[Layout records]

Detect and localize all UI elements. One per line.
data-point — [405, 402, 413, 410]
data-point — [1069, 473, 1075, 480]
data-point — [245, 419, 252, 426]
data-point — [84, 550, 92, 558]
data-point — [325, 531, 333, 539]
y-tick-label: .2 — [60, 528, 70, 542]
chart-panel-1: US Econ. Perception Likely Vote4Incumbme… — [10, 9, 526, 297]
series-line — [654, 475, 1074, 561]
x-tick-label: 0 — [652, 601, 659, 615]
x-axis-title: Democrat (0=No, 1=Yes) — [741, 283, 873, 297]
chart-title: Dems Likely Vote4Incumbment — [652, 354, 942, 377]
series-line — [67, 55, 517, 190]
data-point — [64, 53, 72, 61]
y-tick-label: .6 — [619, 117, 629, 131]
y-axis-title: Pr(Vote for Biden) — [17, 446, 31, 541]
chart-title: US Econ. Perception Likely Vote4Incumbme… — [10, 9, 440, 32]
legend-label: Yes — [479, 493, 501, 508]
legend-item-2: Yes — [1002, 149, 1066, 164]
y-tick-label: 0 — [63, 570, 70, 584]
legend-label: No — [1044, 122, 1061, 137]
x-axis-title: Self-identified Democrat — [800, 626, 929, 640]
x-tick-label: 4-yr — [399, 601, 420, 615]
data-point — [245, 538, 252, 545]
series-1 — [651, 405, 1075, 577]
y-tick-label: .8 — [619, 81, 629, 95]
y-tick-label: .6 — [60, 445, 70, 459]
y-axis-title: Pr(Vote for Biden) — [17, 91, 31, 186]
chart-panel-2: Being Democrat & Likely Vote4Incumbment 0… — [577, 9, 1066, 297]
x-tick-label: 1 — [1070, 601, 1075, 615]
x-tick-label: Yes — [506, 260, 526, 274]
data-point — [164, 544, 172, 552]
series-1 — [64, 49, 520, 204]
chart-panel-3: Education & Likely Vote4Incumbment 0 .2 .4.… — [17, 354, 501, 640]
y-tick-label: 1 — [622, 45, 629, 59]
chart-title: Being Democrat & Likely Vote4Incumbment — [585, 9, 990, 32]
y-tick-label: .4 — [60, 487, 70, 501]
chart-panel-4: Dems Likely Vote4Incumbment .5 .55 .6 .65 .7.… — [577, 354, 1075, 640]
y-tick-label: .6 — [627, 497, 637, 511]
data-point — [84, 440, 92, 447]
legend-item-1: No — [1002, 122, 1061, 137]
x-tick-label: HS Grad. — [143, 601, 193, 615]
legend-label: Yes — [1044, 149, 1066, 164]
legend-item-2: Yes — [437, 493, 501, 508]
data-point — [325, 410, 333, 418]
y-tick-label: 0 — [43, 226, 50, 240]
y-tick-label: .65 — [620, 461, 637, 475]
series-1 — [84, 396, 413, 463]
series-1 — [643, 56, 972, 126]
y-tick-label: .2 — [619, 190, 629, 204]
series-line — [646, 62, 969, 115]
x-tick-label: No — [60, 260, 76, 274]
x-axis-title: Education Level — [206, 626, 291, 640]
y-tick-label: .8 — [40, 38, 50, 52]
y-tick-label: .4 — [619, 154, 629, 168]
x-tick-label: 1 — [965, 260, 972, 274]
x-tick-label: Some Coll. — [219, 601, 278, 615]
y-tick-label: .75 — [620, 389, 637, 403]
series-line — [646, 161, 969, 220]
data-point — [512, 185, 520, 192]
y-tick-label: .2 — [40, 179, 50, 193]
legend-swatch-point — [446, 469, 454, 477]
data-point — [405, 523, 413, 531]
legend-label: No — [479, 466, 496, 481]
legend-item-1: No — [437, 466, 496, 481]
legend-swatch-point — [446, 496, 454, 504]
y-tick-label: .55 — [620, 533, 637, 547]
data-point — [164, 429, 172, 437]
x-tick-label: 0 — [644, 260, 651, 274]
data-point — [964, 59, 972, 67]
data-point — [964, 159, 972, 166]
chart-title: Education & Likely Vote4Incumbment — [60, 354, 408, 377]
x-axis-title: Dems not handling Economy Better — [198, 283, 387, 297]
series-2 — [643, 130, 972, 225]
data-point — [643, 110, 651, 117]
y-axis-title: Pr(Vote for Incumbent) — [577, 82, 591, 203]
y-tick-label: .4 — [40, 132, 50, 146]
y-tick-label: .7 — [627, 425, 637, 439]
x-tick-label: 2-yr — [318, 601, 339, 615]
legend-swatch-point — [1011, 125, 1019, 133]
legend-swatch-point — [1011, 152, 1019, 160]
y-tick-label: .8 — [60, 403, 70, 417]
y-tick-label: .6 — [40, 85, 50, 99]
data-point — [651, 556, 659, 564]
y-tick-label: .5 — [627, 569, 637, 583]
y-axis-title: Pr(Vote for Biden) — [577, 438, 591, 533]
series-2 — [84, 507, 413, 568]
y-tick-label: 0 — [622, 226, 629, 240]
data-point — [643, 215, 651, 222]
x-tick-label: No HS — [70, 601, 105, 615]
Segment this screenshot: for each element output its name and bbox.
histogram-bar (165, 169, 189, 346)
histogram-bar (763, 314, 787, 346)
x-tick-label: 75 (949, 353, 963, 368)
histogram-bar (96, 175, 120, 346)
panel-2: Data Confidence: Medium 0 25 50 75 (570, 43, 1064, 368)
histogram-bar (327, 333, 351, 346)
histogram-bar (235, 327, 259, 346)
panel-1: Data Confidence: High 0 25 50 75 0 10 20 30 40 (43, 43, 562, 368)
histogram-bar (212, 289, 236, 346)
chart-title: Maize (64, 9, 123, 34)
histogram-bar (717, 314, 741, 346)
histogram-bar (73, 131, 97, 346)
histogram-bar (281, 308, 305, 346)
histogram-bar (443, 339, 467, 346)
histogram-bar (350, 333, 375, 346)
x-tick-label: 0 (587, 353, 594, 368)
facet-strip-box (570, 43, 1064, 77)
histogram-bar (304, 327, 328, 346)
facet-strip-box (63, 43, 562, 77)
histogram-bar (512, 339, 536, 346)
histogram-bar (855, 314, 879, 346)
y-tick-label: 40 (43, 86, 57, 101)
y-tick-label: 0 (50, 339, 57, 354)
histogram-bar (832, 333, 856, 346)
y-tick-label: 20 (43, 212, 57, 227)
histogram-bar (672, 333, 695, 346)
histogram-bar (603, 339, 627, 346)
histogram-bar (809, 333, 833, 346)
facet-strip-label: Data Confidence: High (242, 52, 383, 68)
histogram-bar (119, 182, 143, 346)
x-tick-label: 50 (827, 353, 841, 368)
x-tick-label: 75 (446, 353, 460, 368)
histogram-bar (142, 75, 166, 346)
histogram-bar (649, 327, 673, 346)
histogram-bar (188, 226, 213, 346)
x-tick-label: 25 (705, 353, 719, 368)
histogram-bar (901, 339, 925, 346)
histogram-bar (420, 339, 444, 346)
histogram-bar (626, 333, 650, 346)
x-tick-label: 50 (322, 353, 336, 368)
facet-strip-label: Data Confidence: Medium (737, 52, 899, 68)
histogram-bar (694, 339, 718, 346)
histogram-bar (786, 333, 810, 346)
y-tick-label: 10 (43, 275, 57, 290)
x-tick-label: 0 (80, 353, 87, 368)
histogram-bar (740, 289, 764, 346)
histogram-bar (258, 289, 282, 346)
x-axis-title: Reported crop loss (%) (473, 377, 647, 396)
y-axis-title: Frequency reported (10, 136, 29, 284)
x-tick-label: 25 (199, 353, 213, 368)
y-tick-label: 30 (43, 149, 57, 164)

• WHAT NEEDS TO BE DONE
Reproduce every line of the records verbatim.

• OUTPUT
Detect and localize all UI elements. One per line.
data-point — [405, 402, 413, 410]
data-point — [1069, 473, 1075, 480]
data-point — [245, 419, 252, 426]
data-point — [84, 550, 92, 558]
data-point — [325, 531, 333, 539]
y-tick-label: .2 — [60, 528, 70, 542]
chart-panel-1: US Econ. Perception Likely Vote4Incumbme… — [10, 9, 526, 297]
series-line — [654, 475, 1074, 561]
x-tick-label: 0 — [652, 601, 659, 615]
x-axis-title: Democrat (0=No, 1=Yes) — [741, 283, 873, 297]
chart-title: Dems Likely Vote4Incumbment — [652, 354, 942, 377]
series-line — [67, 55, 517, 190]
data-point — [64, 53, 72, 61]
y-tick-label: .6 — [619, 117, 629, 131]
y-axis-title: Pr(Vote for Biden) — [17, 446, 31, 541]
chart-title: US Econ. Perception Likely Vote4Incumbme… — [10, 9, 440, 32]
legend-label: Yes — [479, 493, 501, 508]
legend-item-2: Yes — [1002, 149, 1066, 164]
y-tick-label: 0 — [63, 570, 70, 584]
legend-label: No — [1044, 122, 1061, 137]
x-axis-title: Self-identified Democrat — [800, 626, 929, 640]
x-tick-label: 4-yr — [399, 601, 420, 615]
data-point — [245, 538, 252, 545]
series-1 — [651, 405, 1075, 577]
y-tick-label: .8 — [619, 81, 629, 95]
y-tick-label: .6 — [60, 445, 70, 459]
y-axis-title: Pr(Vote for Biden) — [17, 91, 31, 186]
chart-panel-2: Being Democrat & Likely Vote4Incumbment 0… — [577, 9, 1066, 297]
x-tick-label: 1 — [1070, 601, 1075, 615]
x-tick-label: Yes — [506, 260, 526, 274]
data-point — [164, 544, 172, 552]
series-1 — [64, 49, 520, 204]
chart-panel-3: Education & Likely Vote4Incumbment 0 .2 .4.… — [17, 354, 501, 640]
y-tick-label: 1 — [622, 45, 629, 59]
chart-title: Being Democrat & Likely Vote4Incumbment — [585, 9, 990, 32]
y-tick-label: .4 — [60, 487, 70, 501]
chart-panel-4: Dems Likely Vote4Incumbment .5 .55 .6 .65 .7.… — [577, 354, 1075, 640]
y-tick-label: .6 — [627, 497, 637, 511]
data-point — [84, 440, 92, 447]
legend-item-1: No — [1002, 122, 1061, 137]
x-tick-label: HS Grad. — [143, 601, 193, 615]
legend-label: Yes — [1044, 149, 1066, 164]
legend-item-2: Yes — [437, 493, 501, 508]
data-point — [325, 410, 333, 418]
y-tick-label: 0 — [43, 226, 50, 240]
y-tick-label: .65 — [620, 461, 637, 475]
series-1 — [84, 396, 413, 463]
series-1 — [643, 56, 972, 126]
y-tick-label: .2 — [619, 190, 629, 204]
series-line — [646, 62, 969, 115]
x-tick-label: No — [60, 260, 76, 274]
x-axis-title: Education Level — [206, 626, 291, 640]
y-tick-label: .8 — [40, 38, 50, 52]
y-tick-label: .4 — [619, 154, 629, 168]
x-tick-label: 1 — [965, 260, 972, 274]
x-tick-label: Some Coll. — [219, 601, 278, 615]
y-tick-label: .75 — [620, 389, 637, 403]
series-line — [646, 161, 969, 220]
data-point — [512, 185, 520, 192]
y-tick-label: .2 — [40, 179, 50, 193]
legend-swatch-point — [446, 469, 454, 477]
data-point — [405, 523, 413, 531]
legend-label: No — [479, 466, 496, 481]
legend-item-1: No — [437, 466, 496, 481]
legend-swatch-point — [446, 496, 454, 504]
y-tick-label: .55 — [620, 533, 637, 547]
data-point — [164, 429, 172, 437]
x-tick-label: 0 — [644, 260, 651, 274]
data-point — [964, 59, 972, 67]
data-point — [964, 159, 972, 166]
chart-title: Education & Likely Vote4Incumbment — [60, 354, 408, 377]
x-axis-title: Dems not handling Economy Better — [198, 283, 387, 297]
series-2 — [643, 130, 972, 225]
data-point — [643, 110, 651, 117]
y-axis-title: Pr(Vote for Incumbent) — [577, 82, 591, 203]
y-tick-label: .4 — [40, 132, 50, 146]
y-tick-label: .7 — [627, 425, 637, 439]
x-tick-label: 2-yr — [318, 601, 339, 615]
legend-swatch-point — [1011, 125, 1019, 133]
legend-swatch-point — [1011, 152, 1019, 160]
y-tick-label: .8 — [60, 403, 70, 417]
y-tick-label: .6 — [40, 85, 50, 99]
data-point — [651, 556, 659, 564]
y-tick-label: .5 — [627, 569, 637, 583]
y-axis-title: Pr(Vote for Biden) — [577, 438, 591, 533]
series-2 — [84, 507, 413, 568]
y-tick-label: 0 — [622, 226, 629, 240]
data-point — [643, 215, 651, 222]
x-tick-label: No HS — [70, 601, 105, 615]
Segment this screenshot: for each element output its name and bbox.
histogram-bar (165, 169, 189, 346)
histogram-bar (763, 314, 787, 346)
x-tick-label: 75 (949, 353, 963, 368)
histogram-bar (96, 175, 120, 346)
panel-2: Data Confidence: Medium 0 25 50 75 (570, 43, 1064, 368)
histogram-bar (327, 333, 351, 346)
histogram-bar (235, 327, 259, 346)
panel-1: Data Confidence: High 0 25 50 75 0 10 20 30 40 (43, 43, 562, 368)
histogram-bar (212, 289, 236, 346)
chart-title: Maize (64, 9, 123, 34)
histogram-bar (717, 314, 741, 346)
histogram-bar (73, 131, 97, 346)
histogram-bar (281, 308, 305, 346)
histogram-bar (443, 339, 467, 346)
histogram-bar (350, 333, 375, 346)
x-tick-label: 0 (587, 353, 594, 368)
facet-strip-box (570, 43, 1064, 77)
histogram-bar (304, 327, 328, 346)
facet-strip-box (63, 43, 562, 77)
histogram-bar (512, 339, 536, 346)
histogram-bar (855, 314, 879, 346)
y-tick-label: 40 (43, 86, 57, 101)
y-tick-label: 0 (50, 339, 57, 354)
histogram-bar (832, 333, 856, 346)
y-tick-label: 20 (43, 212, 57, 227)
histogram-bar (672, 333, 695, 346)
histogram-bar (603, 339, 627, 346)
histogram-bar (809, 333, 833, 346)
facet-strip-label: Data Confidence: High (242, 52, 383, 68)
histogram-bar (119, 182, 143, 346)
x-tick-label: 50 (827, 353, 841, 368)
x-tick-label: 75 (446, 353, 460, 368)
histogram-bar (142, 75, 166, 346)
histogram-bar (649, 327, 673, 346)
histogram-bar (188, 226, 213, 346)
x-tick-label: 25 (705, 353, 719, 368)
histogram-bar (901, 339, 925, 346)
histogram-bar (420, 339, 444, 346)
histogram-bar (626, 333, 650, 346)
x-tick-label: 50 (322, 353, 336, 368)
facet-strip-label: Data Confidence: Medium (737, 52, 899, 68)
histogram-bar (694, 339, 718, 346)
histogram-bar (786, 333, 810, 346)
y-tick-label: 10 (43, 275, 57, 290)
x-tick-label: 0 (80, 353, 87, 368)
histogram-bar (740, 289, 764, 346)
histogram-bar (258, 289, 282, 346)
x-axis-title: Reported crop loss (%) (473, 377, 647, 396)
y-axis-title: Frequency reported (10, 136, 29, 284)
x-tick-label: 25 (199, 353, 213, 368)
y-tick-label: 30 (43, 149, 57, 164)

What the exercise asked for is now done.